Report all lines from the entries below in which "yang" appears.

***

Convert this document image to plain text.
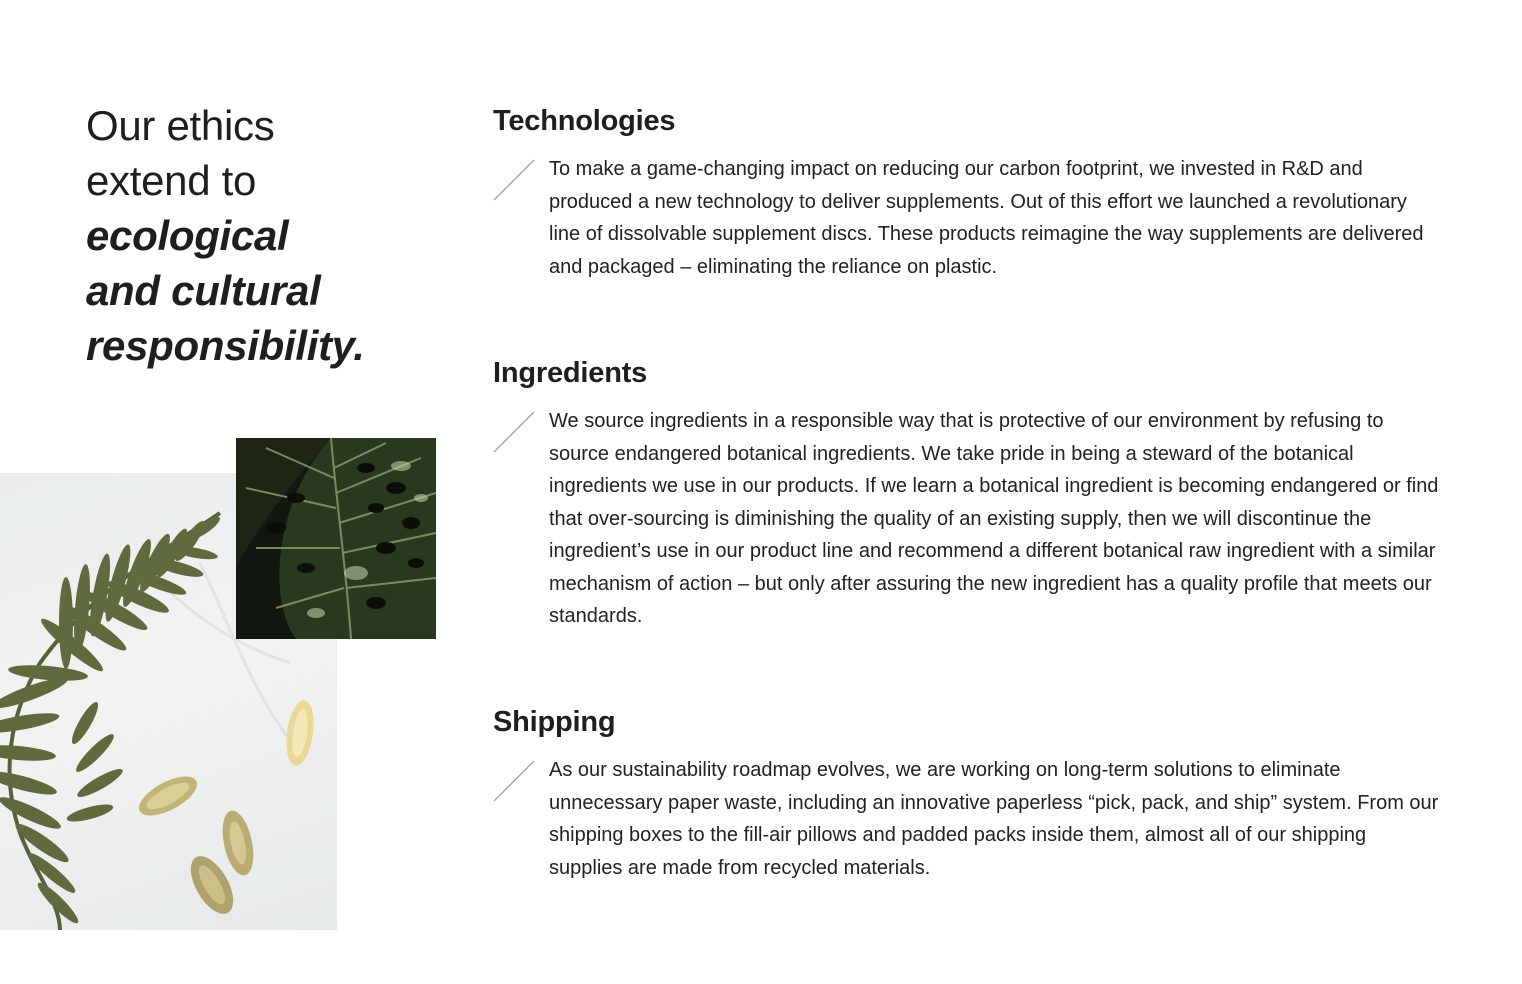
Our ethics
extend to
ecological
and cultural
responsibility.
Technologies

To make a game-changing impact on reducing our carbon footprint, we invested in R&D and produced a new technology to deliver supplements. Out of this effort we launched a revolutionary line of dissolvable supplement discs. These products reimagine the way supplements are delivered and packaged – eliminating the reliance on plastic.

Ingredients

We source ingredients in a responsible way that is protective of our environment by refusing to source endangered botanical ingredients. We take pride in being a steward of the botanical ingredients we use in our products. If we learn a botanical ingredient is becoming endangered or find that over-sourcing is diminishing the quality of an existing supply, then we will discontinue the ingredient’s use in our product line and recommend a different botanical raw ingredient with a similar mechanism of action – but only after assuring the new ingredient has a quality profile that meets our standards.

Shipping

As our sustainability roadmap evolves, we are working on long-term solutions to eliminate unnecessary paper waste, including an innovative paperless “pick, pack, and ship” system. From our shipping boxes to the fill-air pillows and padded packs inside them, almost all of our shipping supplies are made from recycled materials.
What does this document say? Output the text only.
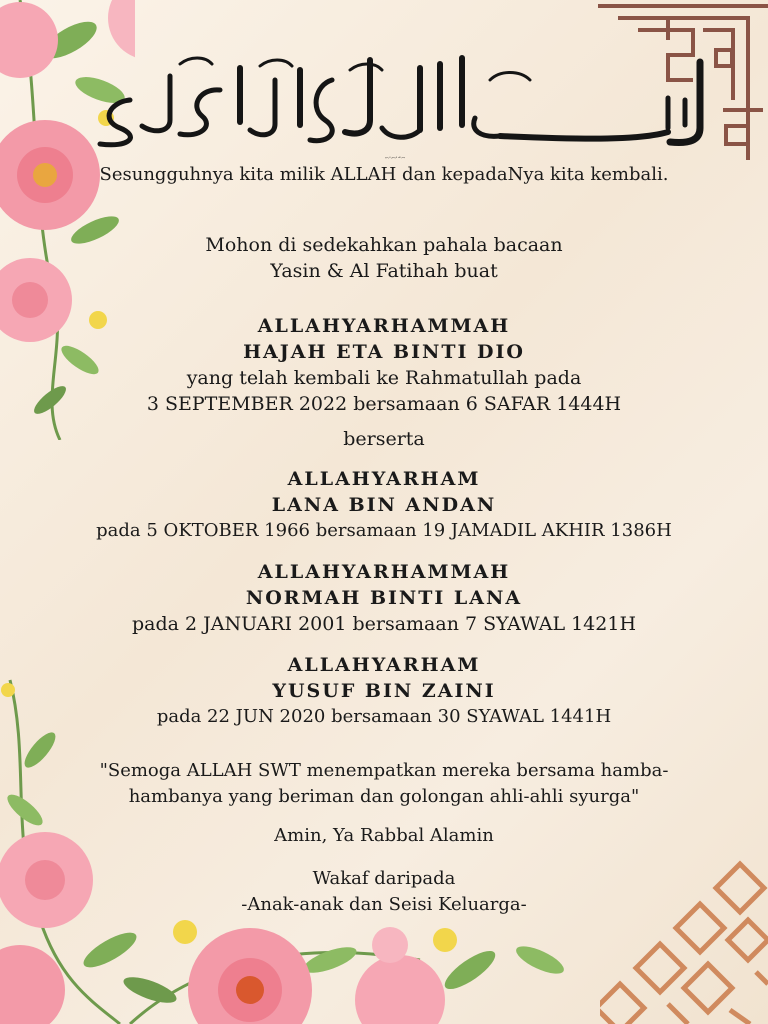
بسم الله الرحمن الرحيم

Sesungguhnya kita milik ALLAH dan kepadaNya kita kembali.

Mohon di sedekahkan pahala bacaan

Yasin & Al Fatihah buat

ALLAHYARHAMMAH

HAJAH ETA BINTI DIO

yang telah kembali ke Rahmatullah pada

3 SEPTEMBER 2022 bersamaan 6 SAFAR 1444H

berserta

ALLAHYARHAM

LANA BIN ANDAN

pada 5 OKTOBER 1966 bersamaan 19 JAMADIL AKHIR 1386H

ALLAHYARHAMMAH

NORMAH BINTI LANA

pada 2 JANUARI 2001 bersamaan 7 SYAWAL 1421H

ALLAHYARHAM

YUSUF BIN ZAINI

pada 22 JUN 2020 bersamaan 30 SYAWAL 1441H

"Semoga ALLAH SWT menempatkan mereka bersama hamba-

hambanya yang beriman dan golongan ahli-ahli syurga"

Amin, Ya Rabbal Alamin

Wakaf daripada

-Anak-anak dan Seisi Keluarga-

***

**Answer**
yang telah kembali ke Rahmatullah pada
hambanya yang beriman dan golongan ahli-ahli syurga"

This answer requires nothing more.